Task material:
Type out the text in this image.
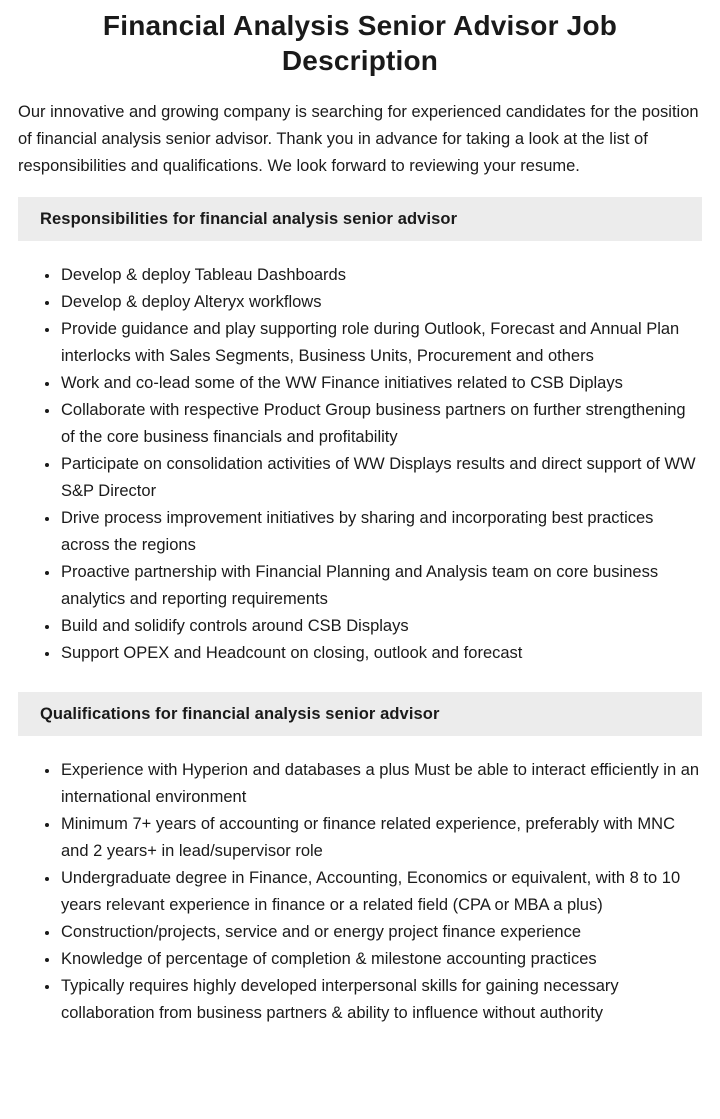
Financial Analysis Senior Advisor Job Description

Our innovative and growing company is searching for experienced candidates for the position of financial analysis senior advisor. Thank you in advance for taking a look at the list of responsibilities and qualifications. We look forward to reviewing your resume.

Responsibilities for financial analysis senior advisor
• Develop & deploy Tableau Dashboards
• Develop & deploy Alteryx workflows
• Provide guidance and play supporting role during Outlook, Forecast and Annual Plan interlocks with Sales Segments, Business Units, Procurement and others
• Work and co-lead some of the WW Finance initiatives related to CSB Diplays
• Collaborate with respective Product Group business partners on further strengthening of the core business financials and profitability
• Participate on consolidation activities of WW Displays results and direct support of WW S&P Director
• Drive process improvement initiatives by sharing and incorporating best practices across the regions
• Proactive partnership with Financial Planning and Analysis team on core business analytics and reporting requirements
• Build and solidify controls around CSB Displays
• Support OPEX and Headcount on closing, outlook and forecast
Qualifications for financial analysis senior advisor
• Experience with Hyperion and databases a plus Must be able to interact efficiently in an international environment
• Minimum 7+ years of accounting or finance related experience, preferably with MNC and 2 years+ in lead/supervisor role
• Undergraduate degree in Finance, Accounting, Economics or equivalent, with 8 to 10 years relevant experience in finance or a related field (CPA or MBA a plus)
• Construction/projects, service and or energy project finance experience
• Knowledge of percentage of completion & milestone accounting practices
• Typically requires highly developed interpersonal skills for gaining necessary collaboration from business partners & ability to influence without authority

Direction:
Using the listing, collect all lines in which the string "role" is found.

Answer to the exercise:
• Provide guidance and play supporting role during Outlook, Forecast and Annual Plan interlocks with Sales Segments, Business Units, Procurement and others
• Minimum 7+ years of accounting or finance related experience, preferably with MNC and 2 years+ in lead/supervisor role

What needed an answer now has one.